◆ **REQUIRED WORK**: All lines in which the word "Комаров" occurs are to be extracted.

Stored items
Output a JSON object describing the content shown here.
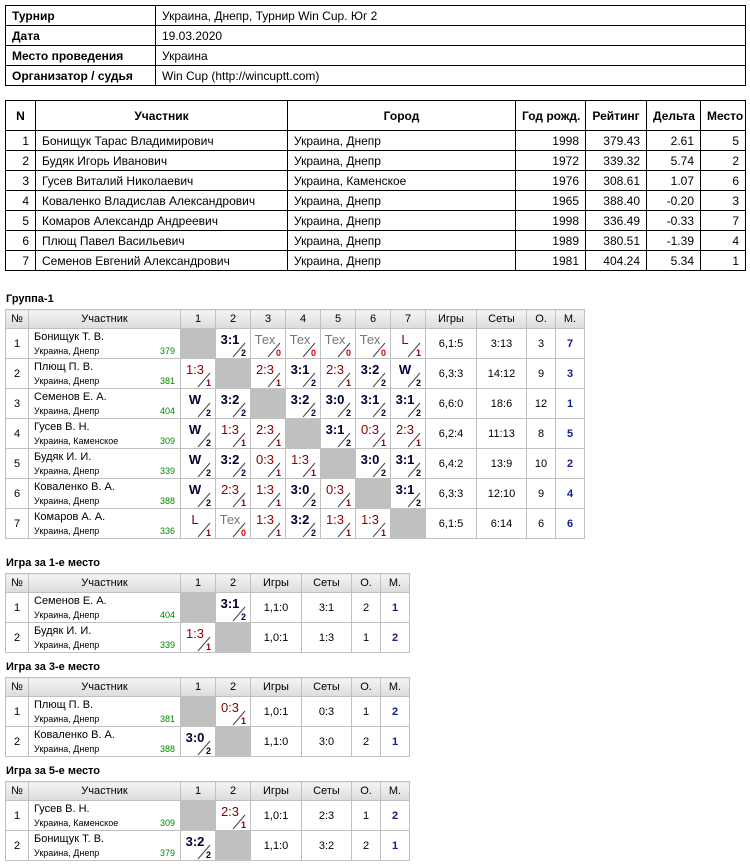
{
  "info": {
    "rows": [
      [
        "Турнир",
        "Украина, Днепр, Турнир Win Cup. Юг 2"
      ],
      [
        "Дата",
        "19.03.2020"
      ],
      [
        "Место проведения",
        "Украина"
      ],
      [
        "Организатор / судья",
        "Win Cup (http://wincuptt.com)"
      ]
    ]
  },
  "participants": {
    "header": [
      "N",
      "Участник",
      "Город",
      "Год рожд.",
      "Рейтинг",
      "Дельта",
      "Место"
    ],
    "rows": [
      [
        "1",
        "Бонищук Тарас Владимирович",
        "Украина, Днепр",
        "1998",
        "379.43",
        "2.61",
        "5"
      ],
      [
        "2",
        "Будяк Игорь Иванович",
        "Украина, Днепр",
        "1972",
        "339.32",
        "5.74",
        "2"
      ],
      [
        "3",
        "Гусев Виталий Николаевич",
        "Украина, Каменское",
        "1976",
        "308.61",
        "1.07",
        "6"
      ],
      [
        "4",
        "Коваленко Владислав Александрович",
        "Украина, Днепр",
        "1965",
        "388.40",
        "-0.20",
        "3"
      ],
      [
        "5",
        "Комаров Александр Андреевич",
        "Украина, Днепр",
        "1998",
        "336.49",
        "-0.33",
        "7"
      ],
      [
        "6",
        "Плющ Павел Васильевич",
        "Украина, Днепр",
        "1989",
        "380.51",
        "-1.39",
        "4"
      ],
      [
        "7",
        "Семенов Евгений Александрович",
        "Украина, Днепр",
        "1981",
        "404.24",
        "5.34",
        "1"
      ]
    ]
  },
  "groups": [
    {
      "title": "Группа-1",
      "header": [
        "№",
        "Участник",
        "1",
        "2",
        "3",
        "4",
        "5",
        "6",
        "7",
        "Игры",
        "Сеты",
        "О.",
        "М."
      ],
      "rows": [
        {
          "n": "1",
          "name": "Бонищук Т. В.",
          "city": "Украина, Днепр",
          "rating": "379",
          "cells": [
            null,
            {
              "score": "3:1",
              "points": "2"
            },
            {
              "score": "Тех",
              "points": "0"
            },
            {
              "score": "Тех",
              "points": "0"
            },
            {
              "score": "Тех",
              "points": "0"
            },
            {
              "score": "Тех",
              "points": "0"
            },
            {
              "score": "L",
              "points": "1"
            }
          ],
          "games": "6,1:5",
          "sets": "3:13",
          "points": "3",
          "place": "7"
        },
        {
          "n": "2",
          "name": "Плющ П. В.",
          "city": "Украина, Днепр",
          "rating": "381",
          "cells": [
            {
              "score": "1:3",
              "points": "1"
            },
            null,
            {
              "score": "2:3",
              "points": "1"
            },
            {
              "score": "3:1",
              "points": "2"
            },
            {
              "score": "2:3",
              "points": "1"
            },
            {
              "score": "3:2",
              "points": "2"
            },
            {
              "score": "W",
              "points": "2"
            }
          ],
          "games": "6,3:3",
          "sets": "14:12",
          "points": "9",
          "place": "3"
        },
        {
          "n": "3",
          "name": "Семенов Е. А.",
          "city": "Украина, Днепр",
          "rating": "404",
          "cells": [
            {
              "score": "W",
              "points": "2"
            },
            {
              "score": "3:2",
              "points": "2"
            },
            null,
            {
              "score": "3:2",
              "points": "2"
            },
            {
              "score": "3:0",
              "points": "2"
            },
            {
              "score": "3:1",
              "points": "2"
            },
            {
              "score": "3:1",
              "points": "2"
            }
          ],
          "games": "6,6:0",
          "sets": "18:6",
          "points": "12",
          "place": "1"
        },
        {
          "n": "4",
          "name": "Гусев В. Н.",
          "city": "Украина, Каменское",
          "rating": "309",
          "cells": [
            {
              "score": "W",
              "points": "2"
            },
            {
              "score": "1:3",
              "points": "1"
            },
            {
              "score": "2:3",
              "points": "1"
            },
            null,
            {
              "score": "3:1",
              "points": "2"
            },
            {
              "score": "0:3",
              "points": "1"
            },
            {
              "score": "2:3",
              "points": "1"
            }
          ],
          "games": "6,2:4",
          "sets": "11:13",
          "points": "8",
          "place": "5"
        },
        {
          "n": "5",
          "name": "Будяк И. И.",
          "city": "Украина, Днепр",
          "rating": "339",
          "cells": [
            {
              "score": "W",
              "points": "2"
            },
            {
              "score": "3:2",
              "points": "2"
            },
            {
              "score": "0:3",
              "points": "1"
            },
            {
              "score": "1:3",
              "points": "1"
            },
            null,
            {
              "score": "3:0",
              "points": "2"
            },
            {
              "score": "3:1",
              "points": "2"
            }
          ],
          "games": "6,4:2",
          "sets": "13:9",
          "points": "10",
          "place": "2"
        },
        {
          "n": "6",
          "name": "Коваленко В. А.",
          "city": "Украина, Днепр",
          "rating": "388",
          "cells": [
            {
              "score": "W",
              "points": "2"
            },
            {
              "score": "2:3",
              "points": "1"
            },
            {
              "score": "1:3",
              "points": "1"
            },
            {
              "score": "3:0",
              "points": "2"
            },
            {
              "score": "0:3",
              "points": "1"
            },
            null,
            {
              "score": "3:1",
              "points": "2"
            }
          ],
          "games": "6,3:3",
          "sets": "12:10",
          "points": "9",
          "place": "4"
        },
        {
          "n": "7",
          "name": "Комаров А. А.",
          "city": "Украина, Днепр",
          "rating": "336",
          "cells": [
            {
              "score": "L",
              "points": "1"
            },
            {
              "score": "Тех",
              "points": "0"
            },
            {
              "score": "1:3",
              "points": "1"
            },
            {
              "score": "3:2",
              "points": "2"
            },
            {
              "score": "1:3",
              "points": "1"
            },
            {
              "score": "1:3",
              "points": "1"
            },
            null
          ],
          "games": "6,1:5",
          "sets": "6:14",
          "points": "6",
          "place": "6"
        }
      ]
    },
    {
      "title": "Игра за 1-е место",
      "header": [
        "№",
        "Участник",
        "1",
        "2",
        "Игры",
        "Сеты",
        "О.",
        "М."
      ],
      "rows": [
        {
          "n": "1",
          "name": "Семенов Е. А.",
          "city": "Украина, Днепр",
          "rating": "404",
          "cells": [
            null,
            {
              "score": "3:1",
              "points": "2"
            }
          ],
          "games": "1,1:0",
          "sets": "3:1",
          "points": "2",
          "place": "1"
        },
        {
          "n": "2",
          "name": "Будяк И. И.",
          "city": "Украина, Днепр",
          "rating": "339",
          "cells": [
            {
              "score": "1:3",
              "points": "1"
            },
            null
          ],
          "games": "1,0:1",
          "sets": "1:3",
          "points": "1",
          "place": "2"
        }
      ]
    },
    {
      "title": "Игра за 3-е место",
      "header": [
        "№",
        "Участник",
        "1",
        "2",
        "Игры",
        "Сеты",
        "О.",
        "М."
      ],
      "rows": [
        {
          "n": "1",
          "name": "Плющ П. В.",
          "city": "Украина, Днепр",
          "rating": "381",
          "cells": [
            null,
            {
              "score": "0:3",
              "points": "1"
            }
          ],
          "games": "1,0:1",
          "sets": "0:3",
          "points": "1",
          "place": "2"
        },
        {
          "n": "2",
          "name": "Коваленко В. А.",
          "city": "Украина, Днепр",
          "rating": "388",
          "cells": [
            {
              "score": "3:0",
              "points": "2"
            },
            null
          ],
          "games": "1,1:0",
          "sets": "3:0",
          "points": "2",
          "place": "1"
        }
      ]
    },
    {
      "title": "Игра за 5-е место",
      "header": [
        "№",
        "Участник",
        "1",
        "2",
        "Игры",
        "Сеты",
        "О.",
        "М."
      ],
      "rows": [
        {
          "n": "1",
          "name": "Гусев В. Н.",
          "city": "Украина, Каменское",
          "rating": "309",
          "cells": [
            null,
            {
              "score": "2:3",
              "points": "1"
            }
          ],
          "games": "1,0:1",
          "sets": "2:3",
          "points": "1",
          "place": "2"
        },
        {
          "n": "2",
          "name": "Бонищук Т. В.",
          "city": "Украина, Днепр",
          "rating": "379",
          "cells": [
            {
              "score": "3:2",
              "points": "2"
            },
            null
          ],
          "games": "1,1:0",
          "sets": "3:2",
          "points": "2",
          "place": "1"
        }
      ]
    }
  ]
}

◆ **SOLUTION TO THIS EXERCISE**:
        "Комаров Александр Андреевич",
          "name": "Комаров А. А.",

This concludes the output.